── DATA SECTION

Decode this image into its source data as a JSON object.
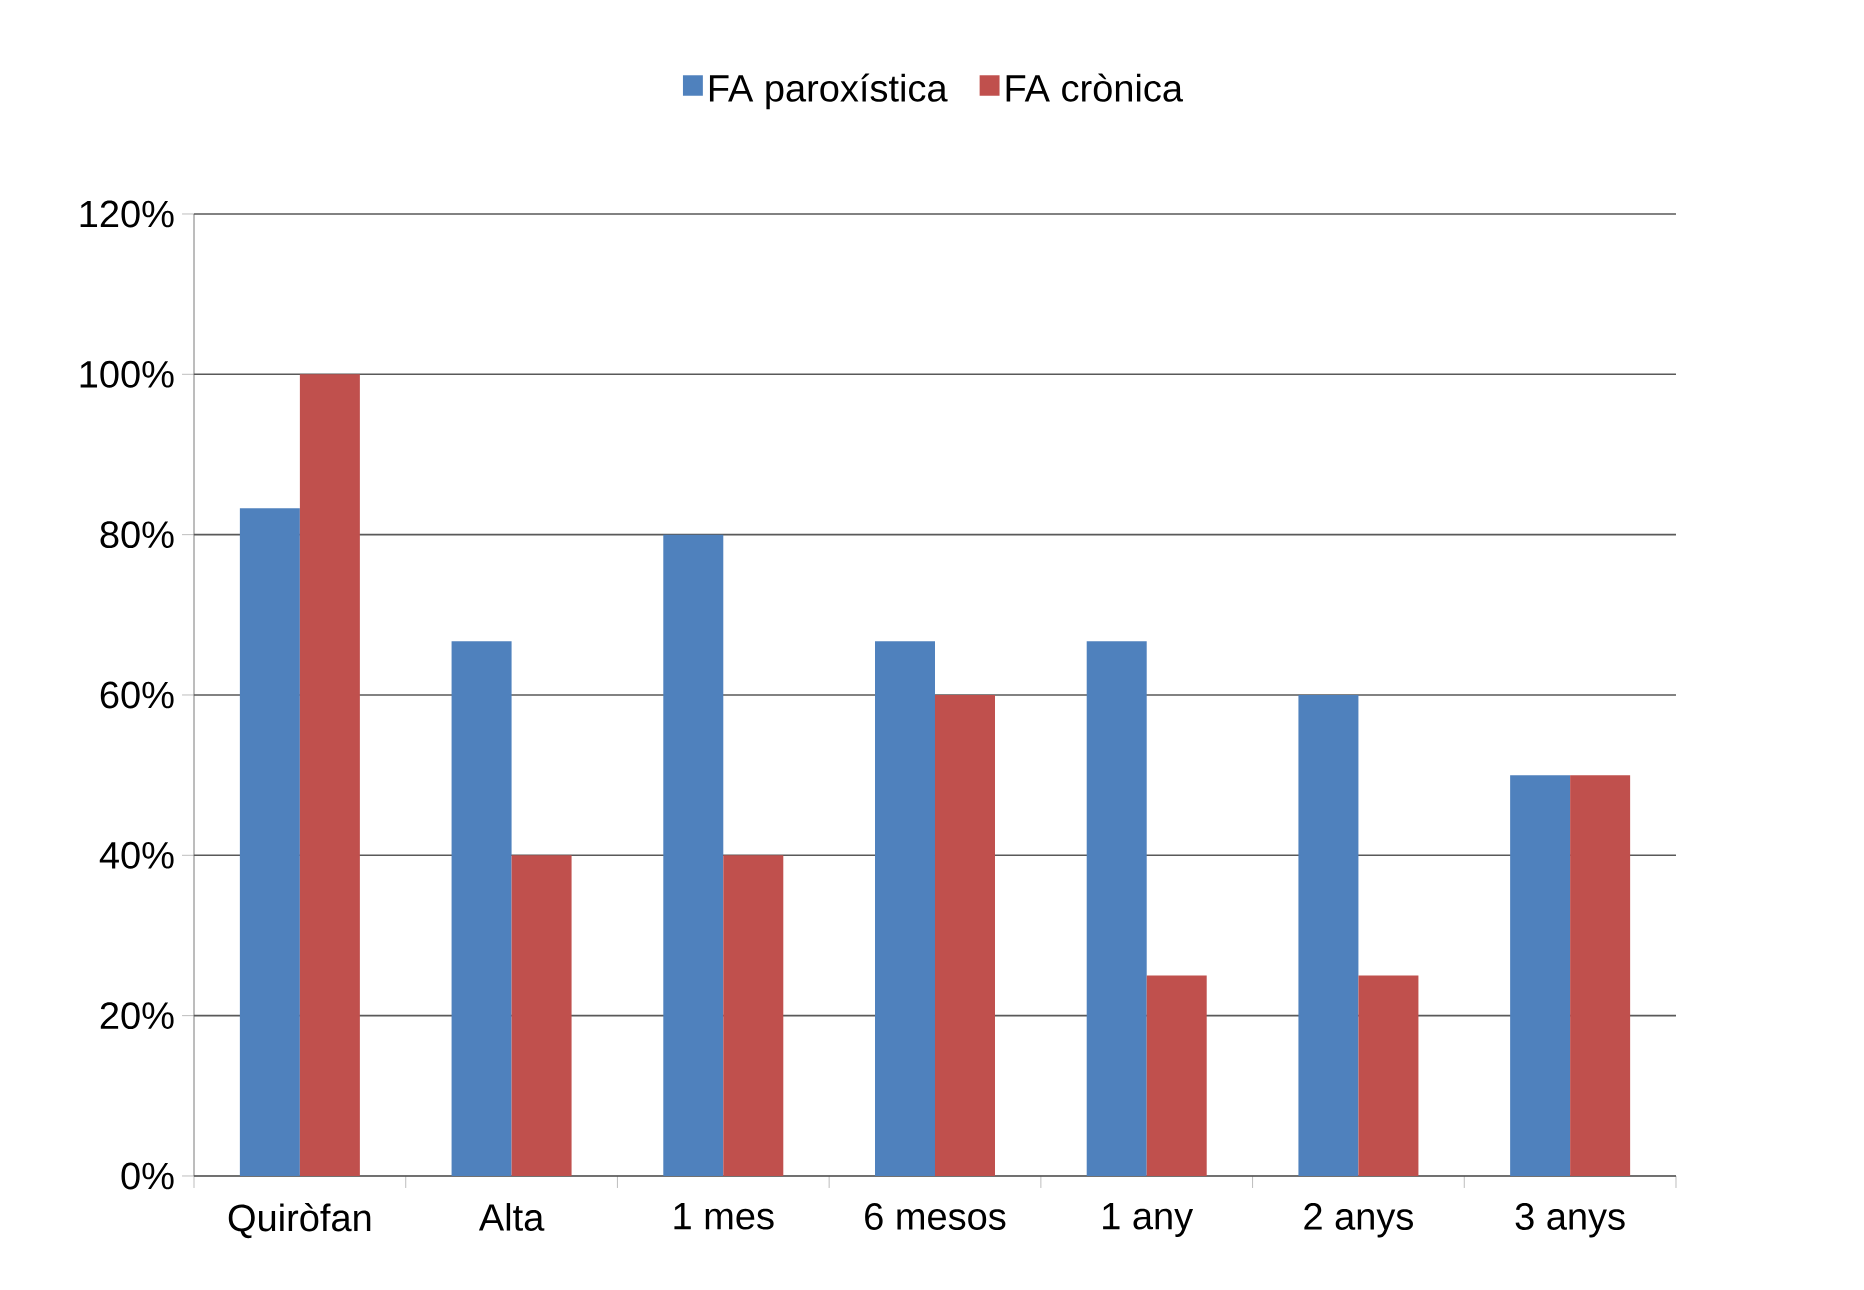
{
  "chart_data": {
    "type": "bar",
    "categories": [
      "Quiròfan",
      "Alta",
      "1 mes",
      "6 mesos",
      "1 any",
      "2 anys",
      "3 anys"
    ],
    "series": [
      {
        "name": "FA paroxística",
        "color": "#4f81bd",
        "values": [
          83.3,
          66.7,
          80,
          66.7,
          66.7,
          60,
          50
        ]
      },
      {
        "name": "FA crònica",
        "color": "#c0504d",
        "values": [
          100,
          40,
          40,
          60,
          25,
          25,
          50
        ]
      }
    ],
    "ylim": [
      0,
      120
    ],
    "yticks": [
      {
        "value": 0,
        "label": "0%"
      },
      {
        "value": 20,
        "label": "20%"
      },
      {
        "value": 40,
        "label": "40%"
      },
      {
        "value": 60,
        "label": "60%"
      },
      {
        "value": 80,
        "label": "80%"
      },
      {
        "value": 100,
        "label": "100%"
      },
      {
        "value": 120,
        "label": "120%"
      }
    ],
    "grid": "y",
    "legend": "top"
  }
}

────

Retype everything in the material word for word, minus pictures.

THE RESPONSE:
Decode this image into its source data as a JSON object.
{
  "chart_data": {
    "type": "bar",
    "categories": [
      "Quiròfan",
      "Alta",
      "1 mes",
      "6 mesos",
      "1 any",
      "2 anys",
      "3 anys"
    ],
    "series": [
      {
        "name": "FA paroxística",
        "color": "#4f81bd",
        "values": [
          83.3,
          66.7,
          80,
          66.7,
          66.7,
          60,
          50
        ]
      },
      {
        "name": "FA crònica",
        "color": "#c0504d",
        "values": [
          100,
          40,
          40,
          60,
          25,
          25,
          50
        ]
      }
    ],
    "ylim": [
      0,
      120
    ],
    "yticks": [
      {
        "value": 0,
        "label": "0%"
      },
      {
        "value": 20,
        "label": "20%"
      },
      {
        "value": 40,
        "label": "40%"
      },
      {
        "value": 60,
        "label": "60%"
      },
      {
        "value": 80,
        "label": "80%"
      },
      {
        "value": 100,
        "label": "100%"
      },
      {
        "value": 120,
        "label": "120%"
      }
    ],
    "grid": "y",
    "legend": "top"
  }
}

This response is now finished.